Gather all lines in the entries that include the word "Frozen".

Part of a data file

⁂

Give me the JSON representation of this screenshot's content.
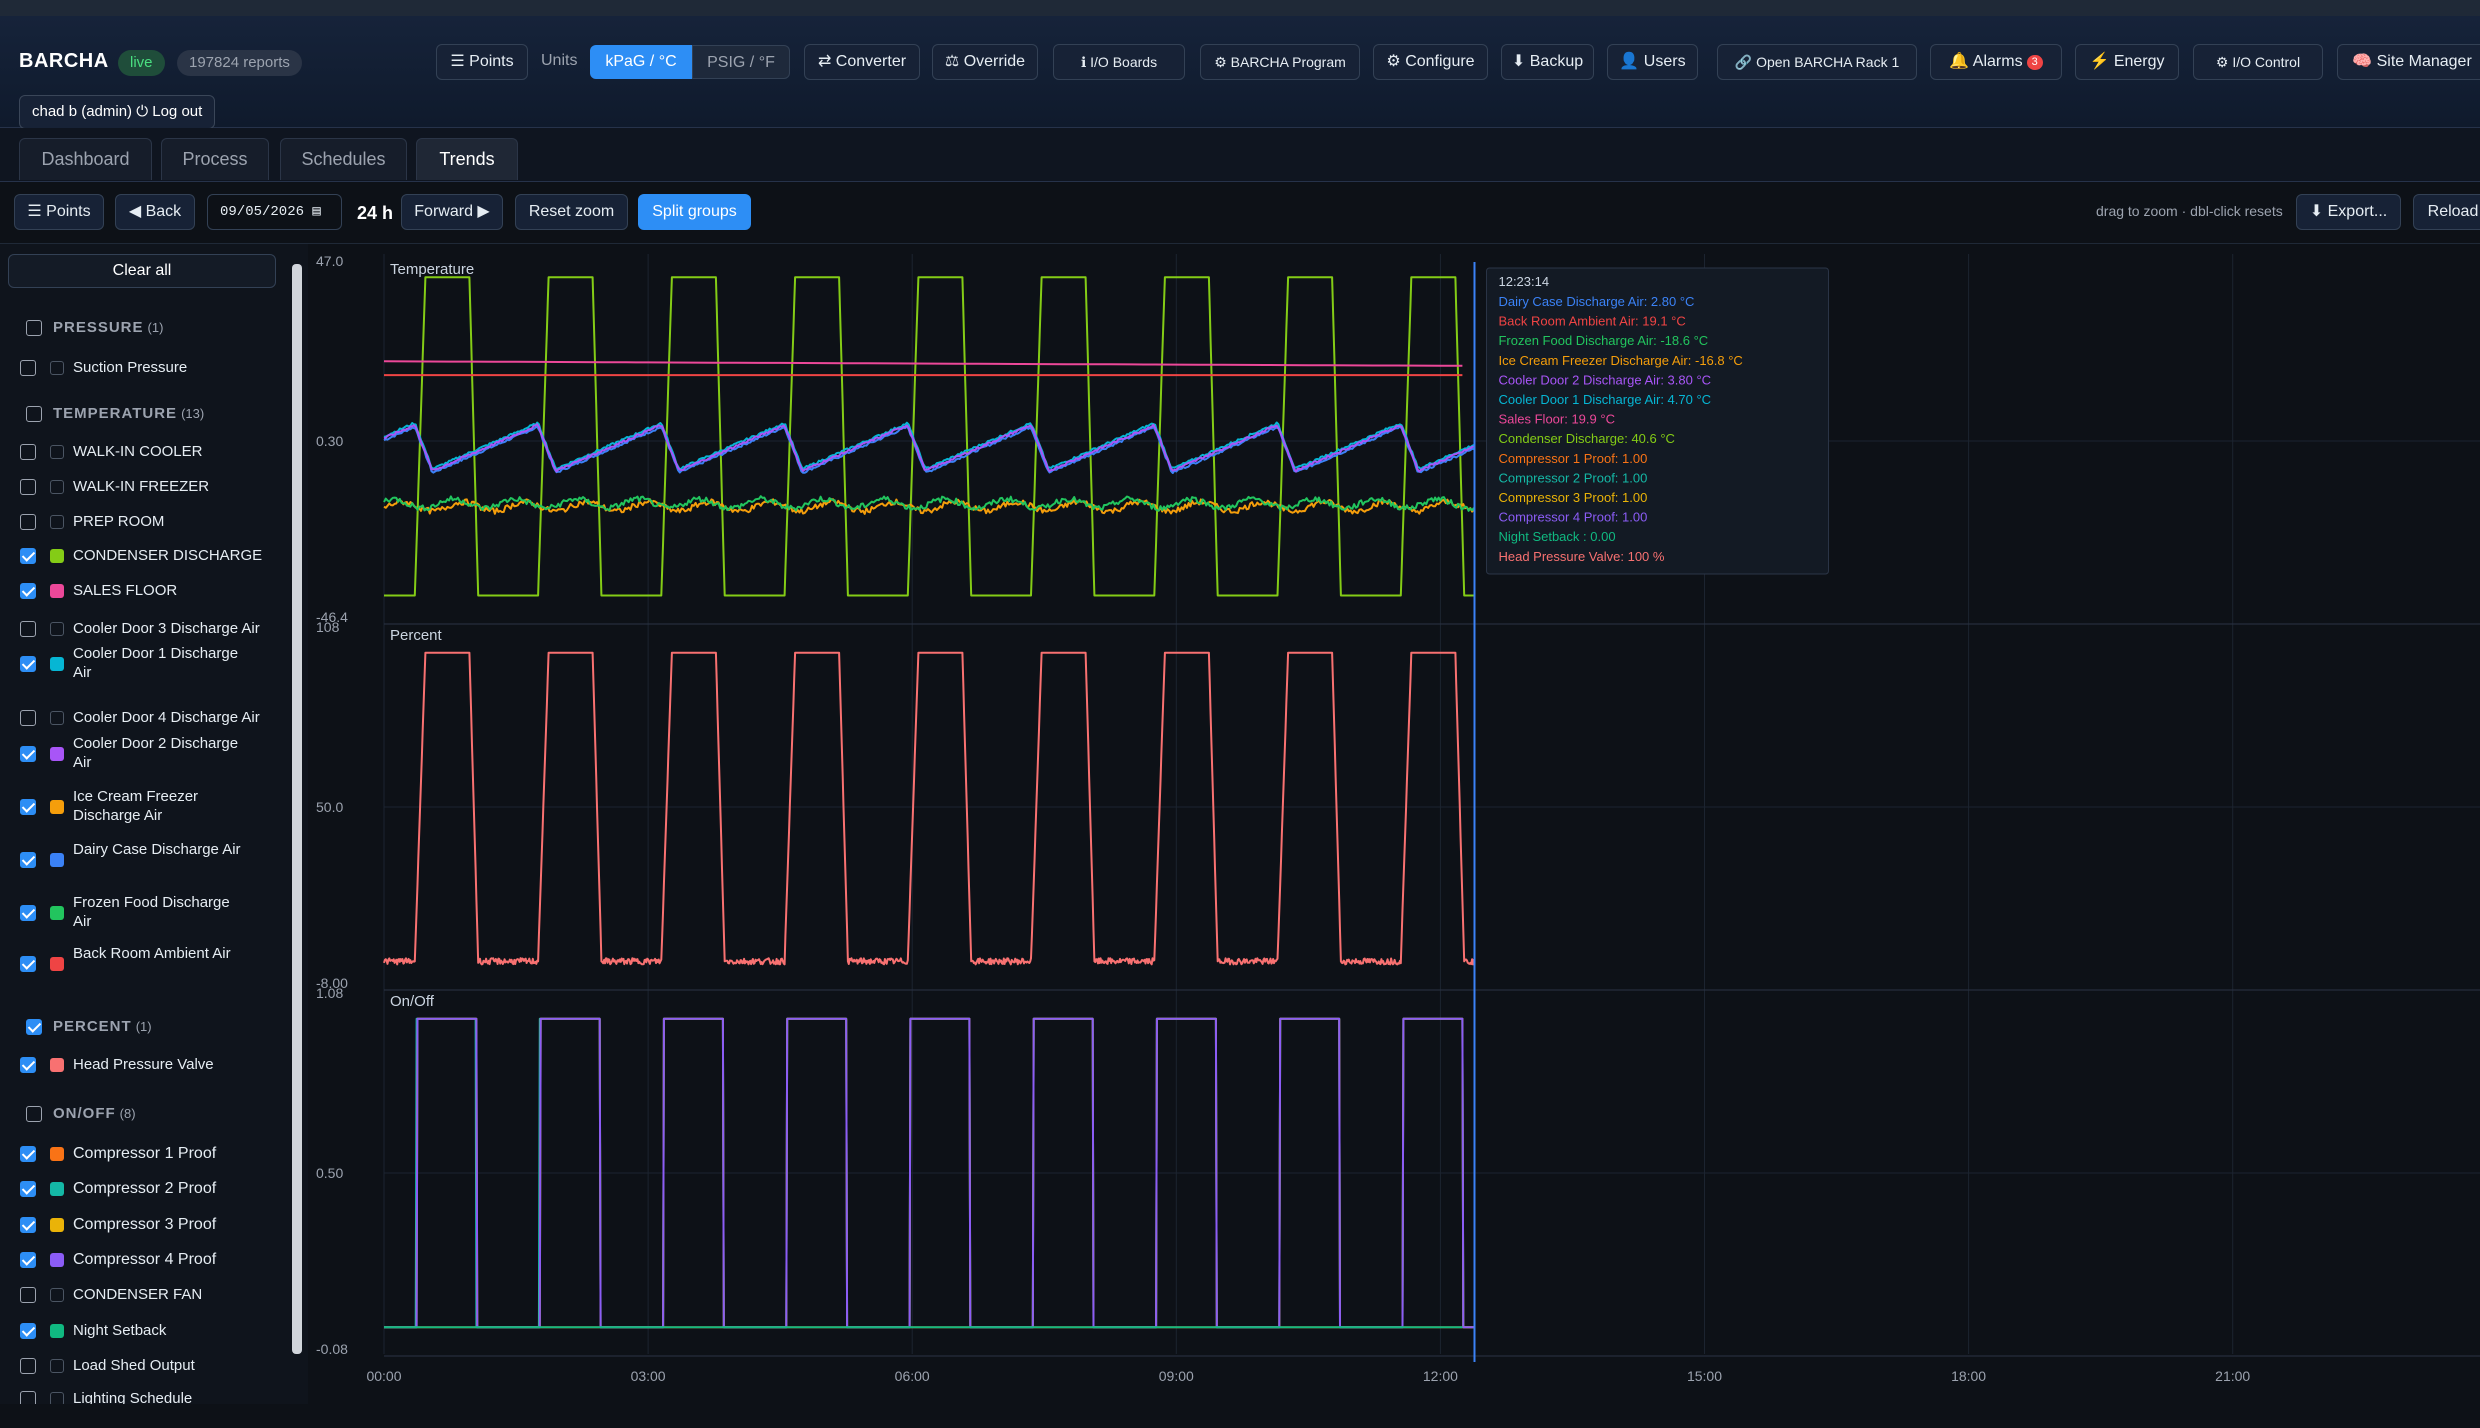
{
  "app": {
    "title": "BARCHA",
    "status": "live",
    "reports": "197824 reports",
    "user": "chad b (admin) ⏻ Log out"
  },
  "header": {
    "units_label": "Units",
    "units": [
      "kPaG / °C",
      "PSIG / °F"
    ],
    "buttons": [
      "☰ Points",
      "⇄ Converter",
      "⚖ Override",
      "ℹ I/O Boards",
      "⚙ BARCHA Program",
      "⚙ Configure",
      "⬇ Backup",
      "👤 Users",
      "🔗 Open BARCHA Rack 1",
      "🔔 Alarms",
      "⚡ Energy",
      "⚙ I/O Control",
      "🧠 Site Manager"
    ],
    "alarm_count": "3"
  },
  "tabs": [
    "Dashboard",
    "Process",
    "Schedules",
    "Trends"
  ],
  "toolbar": {
    "points": "☰ Points",
    "back": "◀ Back",
    "date": "09/05/2026 ▤",
    "span": "24 h",
    "forward": "Forward ▶",
    "reset": "Reset zoom",
    "split": "Split groups",
    "hint": "drag to zoom · dbl-click resets",
    "export": "⬇ Export...",
    "reload": "Reload"
  },
  "sidebar": {
    "clear_all": "Clear all",
    "groups": [
      {
        "name": "PRESSURE",
        "count": "(1)",
        "checked": false,
        "items": [
          {
            "label": "Suction Pressure",
            "checked": false,
            "color": ""
          }
        ]
      },
      {
        "name": "TEMPERATURE",
        "count": "(13)",
        "checked": false,
        "items": [
          {
            "label": "WALK-IN COOLER",
            "checked": false,
            "color": ""
          },
          {
            "label": "WALK-IN FREEZER",
            "checked": false,
            "color": ""
          },
          {
            "label": "PREP ROOM",
            "checked": false,
            "color": ""
          },
          {
            "label": "CONDENSER DISCHARGE",
            "checked": true,
            "color": "#84cc16"
          },
          {
            "label": "SALES FLOOR",
            "checked": true,
            "color": "#ec4899"
          },
          {
            "label": "Cooler Door 3 Discharge Air",
            "checked": false,
            "color": ""
          },
          {
            "label": "Cooler Door 1 Discharge Air",
            "checked": true,
            "color": "#06b6d4"
          },
          {
            "label": "Cooler Door 4 Discharge Air",
            "checked": false,
            "color": ""
          },
          {
            "label": "Cooler Door 2 Discharge Air",
            "checked": true,
            "color": "#a855f7"
          },
          {
            "label": "Ice Cream Freezer Discharge Air",
            "checked": true,
            "color": "#f59e0b"
          },
          {
            "label": "Dairy Case Discharge Air",
            "checked": true,
            "color": "#3b82f6"
          },
          {
            "label": "Frozen Food Discharge Air",
            "checked": true,
            "color": "#22c55e"
          },
          {
            "label": "Back Room Ambient Air",
            "checked": true,
            "color": "#ef4444"
          }
        ]
      },
      {
        "name": "PERCENT",
        "count": "(1)",
        "checked": true,
        "items": [
          {
            "label": "Head Pressure Valve",
            "checked": true,
            "color": "#f87171"
          }
        ]
      },
      {
        "name": "ON/OFF",
        "count": "(8)",
        "checked": false,
        "items": [
          {
            "label": "Compressor 1 Proof",
            "checked": true,
            "color": "#f97316"
          },
          {
            "label": "Compressor 2 Proof",
            "checked": true,
            "color": "#14b8a6"
          },
          {
            "label": "Compressor 3 Proof",
            "checked": true,
            "color": "#eab308"
          },
          {
            "label": "Compressor 4 Proof",
            "checked": true,
            "color": "#8b5cf6"
          },
          {
            "label": "CONDENSER FAN",
            "checked": false,
            "color": ""
          },
          {
            "label": "Night Setback",
            "checked": true,
            "color": "#10b981"
          },
          {
            "label": "Load Shed Output",
            "checked": false,
            "color": ""
          },
          {
            "label": "Lighting Schedule",
            "checked": false,
            "color": ""
          }
        ]
      }
    ]
  },
  "chart_data": {
    "type": "line",
    "x_ticks": [
      "00:00",
      "03:00",
      "06:00",
      "09:00",
      "12:00",
      "15:00",
      "18:00",
      "21:00"
    ],
    "xlim_hours": [
      0,
      24
    ],
    "cursor_time": "12:23:14",
    "panels": [
      {
        "title": "Temperature",
        "ylim": [
          -46.4,
          47.0
        ],
        "y_ticks": [
          "47.0",
          "0.30",
          "-46.4"
        ]
      },
      {
        "title": "Percent",
        "ylim": [
          -8.0,
          108
        ],
        "y_ticks": [
          "108",
          "50.0",
          "-8.00"
        ]
      },
      {
        "title": "On/Off",
        "ylim": [
          -0.08,
          1.08
        ],
        "y_ticks": [
          "1.08",
          "0.50",
          "-0.08"
        ]
      }
    ],
    "cycle_hours": 1.4,
    "series": [
      {
        "name": "Condenser Discharge",
        "panel": 0,
        "color": "#84cc16",
        "type": "square",
        "low": -40.0,
        "high": 43.0
      },
      {
        "name": "Sales Floor",
        "panel": 0,
        "color": "#ec4899",
        "type": "flat",
        "value": 19.9
      },
      {
        "name": "Back Room Ambient Air",
        "panel": 0,
        "color": "#ef4444",
        "type": "flat",
        "value": 17.5
      },
      {
        "name": "Dairy Case Discharge Air",
        "panel": 0,
        "color": "#3b82f6",
        "type": "saw",
        "low": -8.0,
        "high": 4.0
      },
      {
        "name": "Cooler Door 1 Discharge Air",
        "panel": 0,
        "color": "#06b6d4",
        "type": "saw",
        "low": -7.0,
        "high": 5.0
      },
      {
        "name": "Cooler Door 2 Discharge Air",
        "panel": 0,
        "color": "#a855f7",
        "type": "saw",
        "low": -7.5,
        "high": 4.5
      },
      {
        "name": "Ice Cream Freezer Discharge Air",
        "panel": 0,
        "color": "#f59e0b",
        "type": "noise",
        "value": -16.8
      },
      {
        "name": "Frozen Food Discharge Air",
        "panel": 0,
        "color": "#22c55e",
        "type": "noise",
        "value": -16.0
      },
      {
        "name": "Head Pressure Valve",
        "panel": 1,
        "color": "#f87171",
        "type": "square",
        "low": 0,
        "high": 100
      },
      {
        "name": "Compressor 1 Proof",
        "panel": 2,
        "color": "#f97316",
        "type": "square",
        "low": 0,
        "high": 1
      },
      {
        "name": "Compressor 2 Proof",
        "panel": 2,
        "color": "#14b8a6",
        "type": "square",
        "low": 0,
        "high": 1
      },
      {
        "name": "Compressor 3 Proof",
        "panel": 2,
        "color": "#eab308",
        "type": "square",
        "low": 0,
        "high": 1
      },
      {
        "name": "Compressor 4 Proof",
        "panel": 2,
        "color": "#8b5cf6",
        "type": "square",
        "low": 0,
        "high": 1
      },
      {
        "name": "Night Setback",
        "panel": 2,
        "color": "#10b981",
        "type": "flat",
        "value": 0
      }
    ],
    "tooltip": [
      {
        "text": "Dairy Case Discharge Air: 2.80 °C",
        "color": "#3b82f6"
      },
      {
        "text": "Back Room Ambient Air: 19.1 °C",
        "color": "#ef4444"
      },
      {
        "text": "Frozen Food Discharge Air: -18.6 °C",
        "color": "#22c55e"
      },
      {
        "text": "Ice Cream Freezer Discharge Air: -16.8 °C",
        "color": "#f59e0b"
      },
      {
        "text": "Cooler Door 2 Discharge Air: 3.80 °C",
        "color": "#a855f7"
      },
      {
        "text": "Cooler Door 1 Discharge Air: 4.70 °C",
        "color": "#06b6d4"
      },
      {
        "text": "Sales Floor: 19.9 °C",
        "color": "#ec4899"
      },
      {
        "text": "Condenser Discharge: 40.6 °C",
        "color": "#84cc16"
      },
      {
        "text": "Compressor 1 Proof: 1.00",
        "color": "#f97316"
      },
      {
        "text": "Compressor 2 Proof: 1.00",
        "color": "#14b8a6"
      },
      {
        "text": "Compressor 3 Proof: 1.00",
        "color": "#eab308"
      },
      {
        "text": "Compressor 4 Proof: 1.00",
        "color": "#8b5cf6"
      },
      {
        "text": "Night Setback : 0.00",
        "color": "#10b981"
      },
      {
        "text": "Head Pressure Valve: 100 %",
        "color": "#f87171"
      }
    ]
  }
}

⁂

Answer to this exercise:
            "label": "Frozen Food Discharge Air",
        "name": "Frozen Food Discharge Air",
        "text": "Frozen Food Discharge Air: -18.6 °C",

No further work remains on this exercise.